Records contained in a dataset:
——————————
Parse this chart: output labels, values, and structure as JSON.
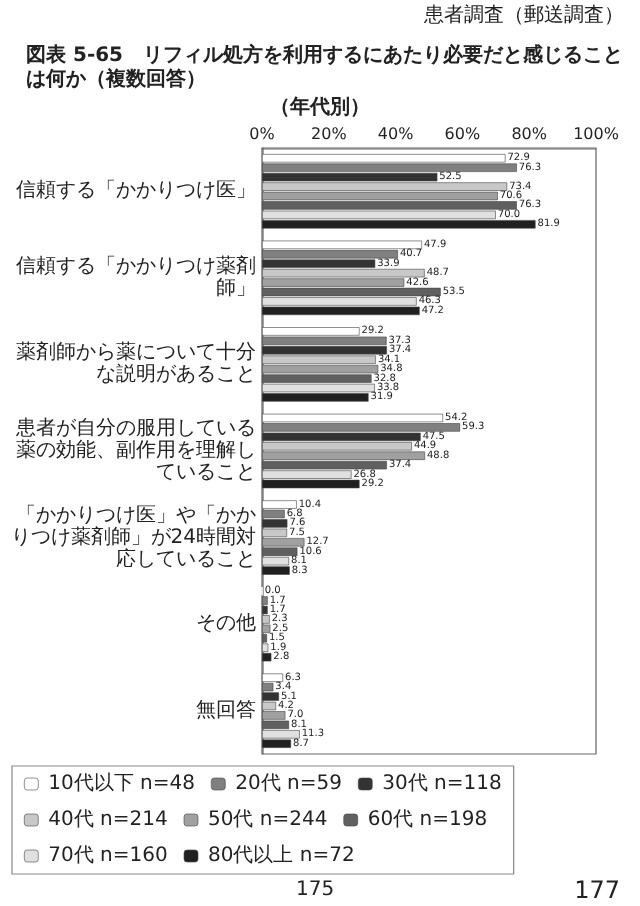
{
  "chart_data": {
    "type": "bar",
    "orientation": "horizontal",
    "title": "図表 5-65　リフィル処方を利用するにあたり必要だと感じることは何か（複数回答）",
    "subtitle": "（年代別）",
    "annotations": [
      "患者調査（郵送調査）",
      "175",
      "177"
    ],
    "categories": [
      "信頼する「かかりつけ医」",
      "信頼する「かかりつけ薬剤師」",
      "薬剤師から薬について十分な説明があること",
      "患者が自分の服用している薬の効能、副作用を理解していること",
      "「かかりつけ医」や「かかりつけ薬剤師」が24時間対応していること",
      "その他",
      "無回答"
    ],
    "series": [
      {
        "name": "10代以下 n=48",
        "color": "#ffffff",
        "values": [
          72.9,
          47.9,
          29.2,
          54.2,
          10.4,
          0.0,
          6.3
        ],
        "value_labels": [
          "72.9",
          "47.9",
          "29.2",
          "54.2",
          "10.4",
          "0.0",
          "6.3"
        ]
      },
      {
        "name": "20代 n=59",
        "color": "#808080",
        "values": [
          76.3,
          40.7,
          37.3,
          59.3,
          6.8,
          1.7,
          3.4
        ],
        "value_labels": [
          "76.3",
          "40.7",
          "37.3",
          "59.3",
          "6.8",
          "1.7",
          "3.4"
        ]
      },
      {
        "name": "30代 n=118",
        "color": "#333333",
        "values": [
          52.5,
          33.9,
          37.4,
          47.5,
          7.6,
          1.7,
          5.1
        ],
        "value_labels": [
          "52.5",
          "33.9",
          "37.4",
          "47.5",
          "7.6",
          "1.7",
          "5.1"
        ]
      },
      {
        "name": "40代 n=214",
        "color": "#c8c8c8",
        "values": [
          73.4,
          48.7,
          34.1,
          44.9,
          7.5,
          2.3,
          4.2
        ],
        "value_labels": [
          "73.4",
          "48.7",
          "34.1",
          "44.9",
          "7.5",
          "2.3",
          "4.2"
        ]
      },
      {
        "name": "50代 n=244",
        "color": "#a0a0a0",
        "values": [
          70.6,
          42.6,
          34.8,
          48.8,
          12.7,
          2.5,
          7.0
        ],
        "value_labels": [
          "70.6",
          "42.6",
          "34.8",
          "48.8",
          "12.7",
          "2.5",
          "7.0"
        ]
      },
      {
        "name": "60代 n=198",
        "color": "#606060",
        "values": [
          76.3,
          53.5,
          32.8,
          37.4,
          10.6,
          1.5,
          8.1
        ],
        "value_labels": [
          "76.3",
          "53.5",
          "32.8",
          "37.4",
          "10.6",
          "1.5",
          "8.1"
        ]
      },
      {
        "name": "70代 n=160",
        "color": "#e0e0e0",
        "values": [
          70.0,
          46.3,
          33.8,
          26.8,
          8.1,
          1.9,
          11.3
        ],
        "value_labels": [
          "70.0",
          "46.3",
          "33.8",
          "26.8",
          "8.1",
          "1.9",
          "11.3"
        ]
      },
      {
        "name": "80代以上 n=72",
        "color": "#202020",
        "values": [
          81.9,
          47.2,
          31.9,
          29.2,
          8.3,
          2.8,
          8.7
        ],
        "value_labels": [
          "81.9",
          "47.2",
          "31.9",
          "29.2",
          "8.3",
          "2.8",
          "8.7"
        ]
      }
    ],
    "xlim": [
      0,
      100
    ],
    "xticks": [
      {
        "value": 0,
        "label": "0%"
      },
      {
        "value": 20,
        "label": "20%"
      },
      {
        "value": 40,
        "label": "40%"
      },
      {
        "value": 60,
        "label": "60%"
      },
      {
        "value": 80,
        "label": "80%"
      },
      {
        "value": 100,
        "label": "100%"
      }
    ],
    "grid": false,
    "legend": "bottom"
  }
}
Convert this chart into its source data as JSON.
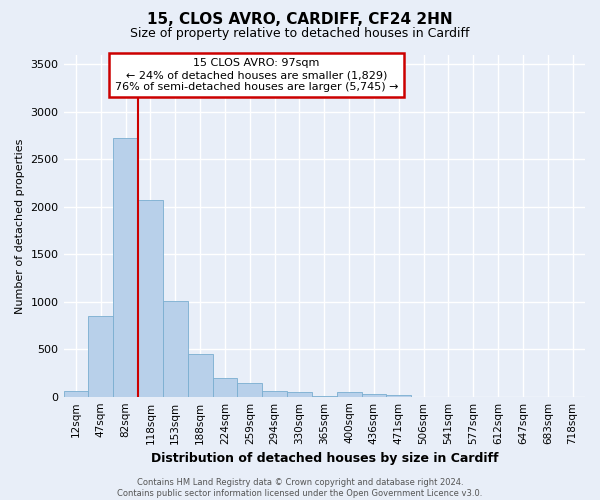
{
  "title_line1": "15, CLOS AVRO, CARDIFF, CF24 2HN",
  "title_line2": "Size of property relative to detached houses in Cardiff",
  "xlabel": "Distribution of detached houses by size in Cardiff",
  "ylabel": "Number of detached properties",
  "bar_color": "#b8d0ea",
  "bar_edge_color": "#7aaed0",
  "background_color": "#e8eef8",
  "plot_bg_color": "#e8eef8",
  "grid_color": "#ffffff",
  "categories": [
    "12sqm",
    "47sqm",
    "82sqm",
    "118sqm",
    "153sqm",
    "188sqm",
    "224sqm",
    "259sqm",
    "294sqm",
    "330sqm",
    "365sqm",
    "400sqm",
    "436sqm",
    "471sqm",
    "506sqm",
    "541sqm",
    "577sqm",
    "612sqm",
    "647sqm",
    "683sqm",
    "718sqm"
  ],
  "values": [
    55,
    850,
    2730,
    2070,
    1010,
    450,
    200,
    140,
    65,
    50,
    5,
    50,
    30,
    20,
    0,
    0,
    0,
    0,
    0,
    0,
    0
  ],
  "ylim": [
    0,
    3600
  ],
  "yticks": [
    0,
    500,
    1000,
    1500,
    2000,
    2500,
    3000,
    3500
  ],
  "vline_pos": 2.5,
  "vline_color": "#cc0000",
  "annotation_title": "15 CLOS AVRO: 97sqm",
  "annotation_line1": "← 24% of detached houses are smaller (1,829)",
  "annotation_line2": "76% of semi-detached houses are larger (5,745) →",
  "annotation_box_facecolor": "#ffffff",
  "annotation_box_edgecolor": "#cc0000",
  "footer_line1": "Contains HM Land Registry data © Crown copyright and database right 2024.",
  "footer_line2": "Contains public sector information licensed under the Open Government Licence v3.0.",
  "title1_fontsize": 11,
  "title2_fontsize": 9,
  "ylabel_fontsize": 8,
  "xlabel_fontsize": 9,
  "tick_fontsize": 8,
  "annot_fontsize": 8,
  "footer_fontsize": 6
}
——————————
## TASK TO CARRY OUT
Check each line of the records for the word "Contains" and extract those that contain it.

## EXERCISE ANSWER
  "footer_line1": "Contains HM Land Registry data © Crown copyright and database right 2024.",
  "footer_line2": "Contains public sector information licensed under the Open Government Licence v3.0.",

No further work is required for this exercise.